■ **Exercise description**:
Reproduce the data below verbatim from the line containing "What does this" through its final line, and produce nothing more.

■ **Task inputs**:
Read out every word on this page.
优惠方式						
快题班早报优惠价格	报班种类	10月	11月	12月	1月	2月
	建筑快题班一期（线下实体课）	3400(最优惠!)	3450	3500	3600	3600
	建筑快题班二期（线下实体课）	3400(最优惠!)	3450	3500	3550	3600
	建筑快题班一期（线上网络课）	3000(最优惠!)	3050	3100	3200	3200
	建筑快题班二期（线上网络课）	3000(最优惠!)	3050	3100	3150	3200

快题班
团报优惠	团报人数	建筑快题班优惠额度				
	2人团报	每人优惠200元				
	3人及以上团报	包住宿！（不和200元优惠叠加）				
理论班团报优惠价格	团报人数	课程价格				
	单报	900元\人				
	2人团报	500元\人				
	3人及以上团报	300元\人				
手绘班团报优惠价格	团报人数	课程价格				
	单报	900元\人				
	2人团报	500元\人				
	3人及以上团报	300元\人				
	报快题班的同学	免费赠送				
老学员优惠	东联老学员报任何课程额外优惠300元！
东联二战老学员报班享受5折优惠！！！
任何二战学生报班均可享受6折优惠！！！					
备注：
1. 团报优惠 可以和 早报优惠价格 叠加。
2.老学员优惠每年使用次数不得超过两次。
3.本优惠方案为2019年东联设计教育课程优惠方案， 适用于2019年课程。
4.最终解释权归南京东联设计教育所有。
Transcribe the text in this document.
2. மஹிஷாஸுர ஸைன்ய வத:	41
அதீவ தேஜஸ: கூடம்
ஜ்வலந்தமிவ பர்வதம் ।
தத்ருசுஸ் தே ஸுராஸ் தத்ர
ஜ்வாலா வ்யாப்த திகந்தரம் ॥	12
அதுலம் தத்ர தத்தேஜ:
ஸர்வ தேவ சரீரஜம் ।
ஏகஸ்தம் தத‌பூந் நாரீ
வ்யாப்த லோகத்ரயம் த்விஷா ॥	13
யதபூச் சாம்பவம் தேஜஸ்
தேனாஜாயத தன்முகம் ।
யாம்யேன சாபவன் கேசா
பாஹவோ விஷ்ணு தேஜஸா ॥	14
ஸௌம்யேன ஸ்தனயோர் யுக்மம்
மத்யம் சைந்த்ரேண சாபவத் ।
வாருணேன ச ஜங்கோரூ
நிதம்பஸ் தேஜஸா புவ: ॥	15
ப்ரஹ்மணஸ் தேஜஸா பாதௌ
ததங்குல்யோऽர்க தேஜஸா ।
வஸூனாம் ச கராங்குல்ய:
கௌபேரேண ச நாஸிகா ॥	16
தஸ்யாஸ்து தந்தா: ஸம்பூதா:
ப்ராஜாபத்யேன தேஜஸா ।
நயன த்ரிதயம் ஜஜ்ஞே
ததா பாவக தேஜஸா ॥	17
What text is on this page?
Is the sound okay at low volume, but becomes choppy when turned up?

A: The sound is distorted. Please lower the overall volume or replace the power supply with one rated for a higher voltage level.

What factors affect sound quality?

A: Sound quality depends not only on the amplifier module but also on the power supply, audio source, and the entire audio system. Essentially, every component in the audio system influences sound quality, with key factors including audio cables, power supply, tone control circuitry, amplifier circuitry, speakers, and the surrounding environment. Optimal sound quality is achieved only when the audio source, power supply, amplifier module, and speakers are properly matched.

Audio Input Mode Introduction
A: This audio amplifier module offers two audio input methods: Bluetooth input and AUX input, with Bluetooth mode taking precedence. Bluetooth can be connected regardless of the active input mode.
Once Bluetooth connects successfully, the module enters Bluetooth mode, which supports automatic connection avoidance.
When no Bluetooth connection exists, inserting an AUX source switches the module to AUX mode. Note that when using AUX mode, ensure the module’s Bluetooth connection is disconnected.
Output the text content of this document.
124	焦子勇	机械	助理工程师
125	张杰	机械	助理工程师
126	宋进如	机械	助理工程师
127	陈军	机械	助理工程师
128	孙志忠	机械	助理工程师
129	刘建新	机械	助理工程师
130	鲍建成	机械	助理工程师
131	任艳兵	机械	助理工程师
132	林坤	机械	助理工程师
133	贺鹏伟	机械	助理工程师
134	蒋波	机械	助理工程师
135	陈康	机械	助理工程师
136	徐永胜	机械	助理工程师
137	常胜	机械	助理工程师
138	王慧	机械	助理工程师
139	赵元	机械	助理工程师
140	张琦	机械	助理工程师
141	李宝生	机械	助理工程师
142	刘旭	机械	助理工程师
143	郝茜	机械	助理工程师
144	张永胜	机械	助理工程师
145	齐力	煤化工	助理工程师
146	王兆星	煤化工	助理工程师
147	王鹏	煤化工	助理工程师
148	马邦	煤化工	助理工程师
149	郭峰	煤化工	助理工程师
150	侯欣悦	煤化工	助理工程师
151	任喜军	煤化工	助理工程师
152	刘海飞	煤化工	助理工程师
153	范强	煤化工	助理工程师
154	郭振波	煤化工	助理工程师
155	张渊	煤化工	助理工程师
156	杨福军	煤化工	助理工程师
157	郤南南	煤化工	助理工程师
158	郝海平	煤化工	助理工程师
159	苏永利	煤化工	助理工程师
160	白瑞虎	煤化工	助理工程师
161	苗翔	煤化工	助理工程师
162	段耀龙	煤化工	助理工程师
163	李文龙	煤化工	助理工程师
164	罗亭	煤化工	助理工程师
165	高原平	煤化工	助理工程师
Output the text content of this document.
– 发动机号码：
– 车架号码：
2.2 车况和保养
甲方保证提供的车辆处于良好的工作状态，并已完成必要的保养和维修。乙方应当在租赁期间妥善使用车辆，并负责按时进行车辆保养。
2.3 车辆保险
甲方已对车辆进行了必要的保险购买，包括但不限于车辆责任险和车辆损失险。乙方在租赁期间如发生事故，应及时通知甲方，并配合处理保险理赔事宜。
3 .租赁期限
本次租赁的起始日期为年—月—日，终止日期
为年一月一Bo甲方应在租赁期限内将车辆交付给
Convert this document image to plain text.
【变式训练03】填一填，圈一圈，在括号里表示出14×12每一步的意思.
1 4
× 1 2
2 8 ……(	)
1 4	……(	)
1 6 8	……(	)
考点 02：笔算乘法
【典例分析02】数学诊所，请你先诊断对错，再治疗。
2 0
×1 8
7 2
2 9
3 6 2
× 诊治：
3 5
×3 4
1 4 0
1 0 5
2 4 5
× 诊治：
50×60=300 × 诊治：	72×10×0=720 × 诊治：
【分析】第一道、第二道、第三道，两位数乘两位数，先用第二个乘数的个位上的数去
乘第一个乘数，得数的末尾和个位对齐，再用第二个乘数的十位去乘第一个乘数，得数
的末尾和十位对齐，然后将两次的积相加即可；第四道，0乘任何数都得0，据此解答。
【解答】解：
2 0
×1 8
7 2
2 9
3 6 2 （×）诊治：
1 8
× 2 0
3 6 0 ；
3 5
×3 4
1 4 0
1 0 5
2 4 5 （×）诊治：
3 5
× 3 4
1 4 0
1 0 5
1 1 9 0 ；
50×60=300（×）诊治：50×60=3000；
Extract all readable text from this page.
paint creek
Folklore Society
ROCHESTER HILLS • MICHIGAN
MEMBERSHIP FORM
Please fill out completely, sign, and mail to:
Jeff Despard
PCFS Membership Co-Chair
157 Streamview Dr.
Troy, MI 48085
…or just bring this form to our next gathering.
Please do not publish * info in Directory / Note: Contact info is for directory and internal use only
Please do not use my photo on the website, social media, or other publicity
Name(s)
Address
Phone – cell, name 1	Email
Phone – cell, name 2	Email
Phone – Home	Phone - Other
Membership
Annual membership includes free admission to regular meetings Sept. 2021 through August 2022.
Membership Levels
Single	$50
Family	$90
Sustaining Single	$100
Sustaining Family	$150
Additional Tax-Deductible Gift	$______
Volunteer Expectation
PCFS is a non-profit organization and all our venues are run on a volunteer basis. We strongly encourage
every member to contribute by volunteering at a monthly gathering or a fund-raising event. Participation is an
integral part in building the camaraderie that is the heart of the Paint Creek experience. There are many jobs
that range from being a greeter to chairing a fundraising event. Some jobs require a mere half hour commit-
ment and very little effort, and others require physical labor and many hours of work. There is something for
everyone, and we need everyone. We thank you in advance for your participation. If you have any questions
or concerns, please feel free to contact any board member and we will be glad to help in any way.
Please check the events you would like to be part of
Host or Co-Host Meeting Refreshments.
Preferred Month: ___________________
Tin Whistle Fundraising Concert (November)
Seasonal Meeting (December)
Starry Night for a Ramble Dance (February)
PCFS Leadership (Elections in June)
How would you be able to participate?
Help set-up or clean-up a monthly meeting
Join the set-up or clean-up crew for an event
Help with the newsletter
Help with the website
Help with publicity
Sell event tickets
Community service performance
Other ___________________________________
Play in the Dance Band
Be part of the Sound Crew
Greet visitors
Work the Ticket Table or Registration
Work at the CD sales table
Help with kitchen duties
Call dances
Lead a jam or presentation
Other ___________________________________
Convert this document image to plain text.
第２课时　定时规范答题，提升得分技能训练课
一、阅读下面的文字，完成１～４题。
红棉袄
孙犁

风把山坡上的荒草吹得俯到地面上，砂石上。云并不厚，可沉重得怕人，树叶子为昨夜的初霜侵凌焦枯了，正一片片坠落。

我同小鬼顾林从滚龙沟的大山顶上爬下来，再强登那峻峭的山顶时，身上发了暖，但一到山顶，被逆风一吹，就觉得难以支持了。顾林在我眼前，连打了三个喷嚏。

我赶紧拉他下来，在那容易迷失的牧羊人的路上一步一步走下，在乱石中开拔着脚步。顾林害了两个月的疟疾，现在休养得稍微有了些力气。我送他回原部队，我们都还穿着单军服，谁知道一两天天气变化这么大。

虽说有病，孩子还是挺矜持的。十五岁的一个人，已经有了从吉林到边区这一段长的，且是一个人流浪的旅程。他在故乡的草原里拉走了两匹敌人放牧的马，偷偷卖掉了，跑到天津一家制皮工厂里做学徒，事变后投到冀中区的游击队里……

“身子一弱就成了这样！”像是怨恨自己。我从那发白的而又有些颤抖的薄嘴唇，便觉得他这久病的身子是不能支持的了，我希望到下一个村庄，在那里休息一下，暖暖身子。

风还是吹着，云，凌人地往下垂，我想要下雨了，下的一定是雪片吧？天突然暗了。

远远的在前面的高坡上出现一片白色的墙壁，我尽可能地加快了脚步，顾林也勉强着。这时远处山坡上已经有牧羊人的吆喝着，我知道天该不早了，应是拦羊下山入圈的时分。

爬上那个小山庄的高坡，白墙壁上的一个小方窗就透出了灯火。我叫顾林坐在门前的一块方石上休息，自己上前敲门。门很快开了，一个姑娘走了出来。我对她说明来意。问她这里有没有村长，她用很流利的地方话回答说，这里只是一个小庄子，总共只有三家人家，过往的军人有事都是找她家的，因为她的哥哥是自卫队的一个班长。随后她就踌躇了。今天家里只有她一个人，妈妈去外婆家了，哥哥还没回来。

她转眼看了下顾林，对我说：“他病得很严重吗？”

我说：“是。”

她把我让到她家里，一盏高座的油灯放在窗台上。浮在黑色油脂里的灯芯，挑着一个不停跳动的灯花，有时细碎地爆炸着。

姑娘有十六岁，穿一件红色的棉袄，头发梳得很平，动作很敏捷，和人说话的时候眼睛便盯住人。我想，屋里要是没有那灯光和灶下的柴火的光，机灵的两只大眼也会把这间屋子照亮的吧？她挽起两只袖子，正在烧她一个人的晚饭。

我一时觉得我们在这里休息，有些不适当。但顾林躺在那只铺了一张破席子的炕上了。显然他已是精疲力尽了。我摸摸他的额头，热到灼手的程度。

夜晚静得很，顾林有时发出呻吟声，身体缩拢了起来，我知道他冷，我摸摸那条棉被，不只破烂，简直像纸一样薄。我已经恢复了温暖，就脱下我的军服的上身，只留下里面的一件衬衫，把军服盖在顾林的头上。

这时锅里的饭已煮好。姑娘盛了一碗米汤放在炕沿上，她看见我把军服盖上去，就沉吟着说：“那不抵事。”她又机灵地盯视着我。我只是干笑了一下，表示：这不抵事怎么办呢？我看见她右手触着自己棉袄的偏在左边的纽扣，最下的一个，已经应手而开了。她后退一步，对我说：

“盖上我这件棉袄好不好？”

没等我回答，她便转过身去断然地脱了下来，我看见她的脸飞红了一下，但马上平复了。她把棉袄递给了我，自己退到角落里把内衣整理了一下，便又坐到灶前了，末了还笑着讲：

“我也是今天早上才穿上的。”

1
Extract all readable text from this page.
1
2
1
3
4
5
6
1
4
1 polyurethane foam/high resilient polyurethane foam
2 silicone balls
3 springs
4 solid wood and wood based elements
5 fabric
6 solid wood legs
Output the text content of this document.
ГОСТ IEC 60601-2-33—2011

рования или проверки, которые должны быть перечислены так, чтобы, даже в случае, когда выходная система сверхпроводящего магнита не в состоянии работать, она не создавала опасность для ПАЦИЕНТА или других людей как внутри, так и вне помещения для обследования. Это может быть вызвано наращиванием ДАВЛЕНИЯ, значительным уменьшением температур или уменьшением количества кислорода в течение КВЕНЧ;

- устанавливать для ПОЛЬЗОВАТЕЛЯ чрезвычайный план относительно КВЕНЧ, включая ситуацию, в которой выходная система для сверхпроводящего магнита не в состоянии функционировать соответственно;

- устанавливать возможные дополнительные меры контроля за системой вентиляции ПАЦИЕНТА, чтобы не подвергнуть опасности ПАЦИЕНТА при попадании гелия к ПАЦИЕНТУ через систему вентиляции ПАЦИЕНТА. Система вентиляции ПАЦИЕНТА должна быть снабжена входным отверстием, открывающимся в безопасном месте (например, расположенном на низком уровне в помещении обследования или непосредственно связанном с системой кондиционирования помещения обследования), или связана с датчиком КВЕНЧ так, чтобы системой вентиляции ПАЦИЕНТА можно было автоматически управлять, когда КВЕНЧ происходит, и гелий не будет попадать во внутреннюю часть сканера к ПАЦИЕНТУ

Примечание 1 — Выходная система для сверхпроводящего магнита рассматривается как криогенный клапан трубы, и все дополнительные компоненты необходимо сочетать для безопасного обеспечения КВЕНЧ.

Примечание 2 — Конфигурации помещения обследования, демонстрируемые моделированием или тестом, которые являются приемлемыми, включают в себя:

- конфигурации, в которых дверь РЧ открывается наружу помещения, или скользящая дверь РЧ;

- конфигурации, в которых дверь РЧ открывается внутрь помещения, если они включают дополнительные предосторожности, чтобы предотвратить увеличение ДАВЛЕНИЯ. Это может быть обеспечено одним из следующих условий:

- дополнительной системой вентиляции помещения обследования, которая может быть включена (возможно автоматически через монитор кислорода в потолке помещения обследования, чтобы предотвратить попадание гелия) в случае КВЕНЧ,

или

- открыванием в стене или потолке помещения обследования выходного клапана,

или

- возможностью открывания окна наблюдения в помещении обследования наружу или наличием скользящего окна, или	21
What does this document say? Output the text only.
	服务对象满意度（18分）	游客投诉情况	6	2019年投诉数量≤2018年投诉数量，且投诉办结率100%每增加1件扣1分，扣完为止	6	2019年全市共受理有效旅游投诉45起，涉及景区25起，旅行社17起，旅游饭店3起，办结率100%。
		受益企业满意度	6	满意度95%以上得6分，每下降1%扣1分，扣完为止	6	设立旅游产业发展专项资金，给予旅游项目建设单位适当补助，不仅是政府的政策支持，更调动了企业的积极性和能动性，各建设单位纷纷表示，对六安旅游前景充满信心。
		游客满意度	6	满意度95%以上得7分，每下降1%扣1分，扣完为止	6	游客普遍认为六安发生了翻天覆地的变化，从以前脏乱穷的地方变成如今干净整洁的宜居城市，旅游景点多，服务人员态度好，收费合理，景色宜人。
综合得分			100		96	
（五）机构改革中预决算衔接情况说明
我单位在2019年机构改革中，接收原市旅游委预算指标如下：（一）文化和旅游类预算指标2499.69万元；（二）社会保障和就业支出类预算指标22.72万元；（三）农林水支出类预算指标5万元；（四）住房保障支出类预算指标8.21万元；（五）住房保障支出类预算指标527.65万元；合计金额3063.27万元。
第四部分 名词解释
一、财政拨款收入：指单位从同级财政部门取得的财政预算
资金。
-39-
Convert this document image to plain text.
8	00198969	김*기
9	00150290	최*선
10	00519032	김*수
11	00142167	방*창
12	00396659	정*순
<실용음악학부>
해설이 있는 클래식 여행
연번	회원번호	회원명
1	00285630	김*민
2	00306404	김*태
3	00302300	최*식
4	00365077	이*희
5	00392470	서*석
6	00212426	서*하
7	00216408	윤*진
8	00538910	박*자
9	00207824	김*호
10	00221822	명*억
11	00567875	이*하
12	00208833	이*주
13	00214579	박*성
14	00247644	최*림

■ **Task solution**:
What does this document say? Output the text only.
	服务对象满意度（18分）	游客投诉情况	6	2019年投诉数量≤2018年投诉数量，且投诉办结率100%每增加1件扣1分，扣完为止	6	2019年全市共受理有效旅游投诉45起，涉及景区25起，旅行社17起，旅游饭店3起，办结率100%。
		受益企业满意度	6	满意度95%以上得6分，每下降1%扣1分，扣完为止	6	设立旅游产业发展专项资金，给予旅游项目建设单位适当补助，不仅是政府的政策支持，更调动了企业的积极性和能动性，各建设单位纷纷表示，对六安旅游前景充满信心。
		游客满意度	6	满意度95%以上得7分，每下降1%扣1分，扣完为止	6	游客普遍认为六安发生了翻天覆地的变化，从以前脏乱穷的地方变成如今干净整洁的宜居城市，旅游景点多，服务人员态度好，收费合理，景色宜人。
综合得分			100		96	
（五）机构改革中预决算衔接情况说明
我单位在2019年机构改革中，接收原市旅游委预算指标如下：（一）文化和旅游类预算指标2499.69万元；（二）社会保障和就业支出类预算指标22.72万元；（三）农林水支出类预算指标5万元；（四）住房保障支出类预算指标8.21万元；（五）住房保障支出类预算指标527.65万元；合计金额3063.27万元。
第四部分 名词解释
一、财政拨款收入：指单位从同级财政部门取得的财政预算
资金。
-39-
Convert this document image to plain text.
8	00198969	김*기
9	00150290	최*선
10	00519032	김*수
11	00142167	방*창
12	00396659	정*순
<실용음악학부>
해설이 있는 클래식 여행
연번	회원번호	회원명
1	00285630	김*민
2	00306404	김*태
3	00302300	최*식
4	00365077	이*희
5	00392470	서*석
6	00212426	서*하
7	00216408	윤*진
8	00538910	박*자
9	00207824	김*호
10	00221822	명*억
11	00567875	이*하
12	00208833	이*주
13	00214579	박*성
14	00247644	최*림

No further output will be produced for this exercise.